** START OF Provided entries **
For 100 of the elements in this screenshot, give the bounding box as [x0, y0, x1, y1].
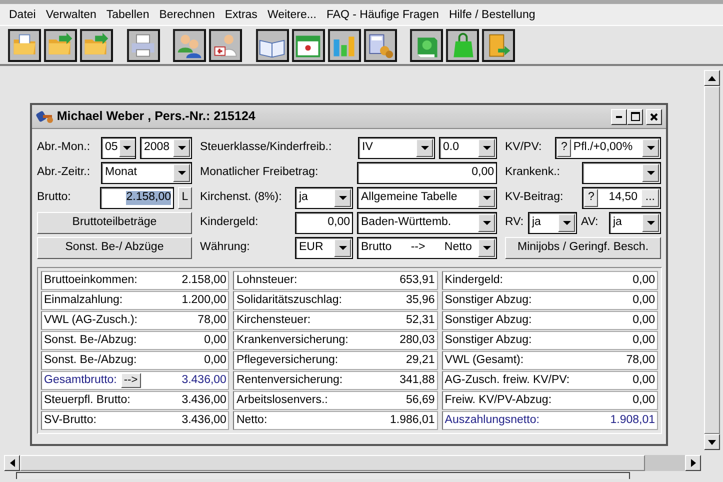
scrollbar-thumb[interactable] — [704, 86, 720, 434]
scrollbar-thumb[interactable] — [20, 455, 645, 471]
result-value: 0,00 — [632, 334, 655, 348]
toolbar-button[interactable] — [446, 29, 480, 62]
menu-item[interactable]: Extras — [220, 4, 262, 25]
dropdown-button[interactable] — [642, 214, 659, 232]
close-button[interactable] — [646, 108, 662, 124]
scroll-down-button[interactable] — [704, 434, 720, 450]
combo-box[interactable]: EUR — [295, 237, 353, 259]
field-label: Monatlicher Freibetrag: — [200, 166, 320, 180]
menu-item[interactable]: Berechnen — [154, 4, 220, 25]
dropdown-button[interactable] — [173, 164, 190, 182]
dropdown-button[interactable] — [478, 214, 495, 232]
toolbar-button[interactable] — [410, 29, 444, 62]
result-label: Bruttoeinkommen: — [44, 274, 138, 288]
dropdown-button[interactable] — [334, 239, 351, 257]
dropdown-button[interactable] — [642, 139, 659, 157]
menu-item[interactable]: FAQ - Häufige Fragen — [321, 4, 444, 25]
combo-box[interactable]: 05 — [101, 137, 136, 159]
help-button[interactable]: ? — [584, 189, 598, 207]
push-button[interactable]: L — [178, 187, 192, 209]
field-label: Steuerklasse/Kinderfreib.: — [200, 141, 333, 155]
result-label: Sonstiger Abzug: — [444, 314, 532, 328]
result-label: Lohnsteuer: — [236, 274, 298, 288]
menu-item[interactable]: Weitere... — [262, 4, 322, 25]
menu-item[interactable]: Tabellen — [101, 4, 154, 25]
dropdown-button[interactable] — [416, 139, 433, 157]
help-button[interactable]: ? — [557, 139, 572, 157]
dropdown-button[interactable] — [642, 164, 659, 182]
toolbar-button[interactable] — [482, 29, 515, 62]
menu-item[interactable]: Verwalten — [40, 4, 102, 25]
toolbar-button[interactable] — [44, 29, 77, 62]
combo-box[interactable]: ja — [609, 212, 661, 234]
minimize-icon — [616, 116, 622, 118]
combo-box[interactable]: ja — [528, 212, 577, 234]
toolbar-button[interactable] — [256, 29, 289, 62]
field-label: AV: — [581, 216, 600, 230]
combo-box[interactable]: Baden-Württemb. — [357, 212, 497, 234]
dropdown-button[interactable] — [558, 214, 575, 232]
maximize-button[interactable] — [627, 108, 644, 124]
field-label: RV: — [505, 216, 524, 230]
result-value: 78,00 — [626, 354, 655, 368]
result-label: Kirchensteuer: — [236, 314, 311, 328]
field-value: Pfl./+0,00% — [573, 141, 634, 155]
result-label: Steuerpfl. Brutto: — [44, 394, 130, 408]
input-field[interactable]: 0,00 — [295, 212, 353, 234]
result-value: 0,00 — [632, 274, 655, 288]
dropdown-button[interactable] — [478, 139, 495, 157]
result-label: Einmalzahlung: — [44, 294, 123, 308]
toolbar-button[interactable] — [328, 29, 361, 62]
right-arrow-icon — [690, 459, 696, 467]
dropdown-button[interactable] — [478, 239, 495, 257]
result-label: AG-Zusch. freiw. KV/PV: — [444, 374, 570, 388]
result-value: 3.436,00 — [182, 414, 226, 428]
result-label: VWL (AG-Zusch.): — [44, 314, 138, 328]
push-button[interactable]: Sonst. Be-/ Abzüge — [37, 237, 192, 259]
toolbar-button[interactable] — [292, 29, 325, 62]
close-icon — [650, 112, 658, 120]
left-arrow-icon — [10, 459, 14, 467]
field-label: Brutto: — [37, 191, 72, 205]
result-value: 1.200,00 — [182, 294, 226, 308]
field-label: Kirchenst. (8%): — [200, 191, 283, 205]
combo-box[interactable]: Brutto --> Netto — [357, 237, 497, 259]
result-value: 35,96 — [406, 294, 435, 308]
scroll-up-button[interactable] — [704, 70, 720, 86]
combo-box[interactable]: 0.0 — [439, 137, 497, 159]
combo-box[interactable]: IV — [358, 137, 435, 159]
combo-box[interactable]: ja — [295, 187, 353, 209]
toolbar-button[interactable] — [126, 29, 160, 62]
dropdown-button[interactable] — [478, 189, 495, 207]
result-value: 0,00 — [632, 374, 655, 388]
toolbar-button[interactable] — [173, 29, 206, 62]
combo-box[interactable]: ? Pfl./+0,00% — [555, 137, 661, 159]
browse-button[interactable]: ... — [641, 189, 659, 207]
minimize-button[interactable] — [611, 108, 628, 124]
result-label: Rentenversicherung: — [236, 374, 343, 388]
push-button[interactable]: Minijobs / Geringf. Besch. — [505, 237, 661, 259]
menu-item[interactable]: Datei — [4, 4, 41, 25]
input-field[interactable]: 0,00 — [357, 162, 497, 184]
combo-box[interactable]: Allgemeine Tabelle — [357, 187, 497, 209]
maximize-icon — [630, 112, 640, 121]
toolbar-button[interactable] — [8, 29, 41, 62]
combo-box[interactable]: Monat — [101, 162, 192, 184]
scroll-right-button[interactable] — [685, 455, 701, 471]
result-label: Sonstiger Abzug: — [444, 334, 532, 348]
dropdown-button[interactable] — [118, 139, 135, 157]
menu-item[interactable]: Hilfe / Bestellung — [444, 4, 540, 25]
toolbar-button[interactable] — [364, 29, 396, 62]
combo-box[interactable] — [582, 162, 661, 184]
result-value: 52,31 — [406, 314, 435, 328]
input-field[interactable]: 2.158,00 — [100, 187, 174, 209]
printer-icon — [129, 32, 157, 60]
dropdown-button[interactable] — [173, 139, 190, 157]
arrow-button[interactable]: --> — [120, 373, 141, 388]
toolbar-button[interactable] — [80, 29, 113, 62]
toolbar-button[interactable] — [209, 29, 242, 62]
combo-box[interactable]: 2008 — [140, 137, 192, 159]
dropdown-button[interactable] — [334, 189, 351, 207]
scroll-left-button[interactable] — [4, 455, 20, 471]
push-button[interactable]: Bruttoteilbeträge — [37, 212, 192, 234]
** END OF Provided entries **
→ Aim of the exercise
Gather every line of the material above that contains the string "minimize". Letter case counts.

→ Written answer
minimize-icon — [616, 116, 622, 118]
minimize-button[interactable] — [611, 108, 628, 124]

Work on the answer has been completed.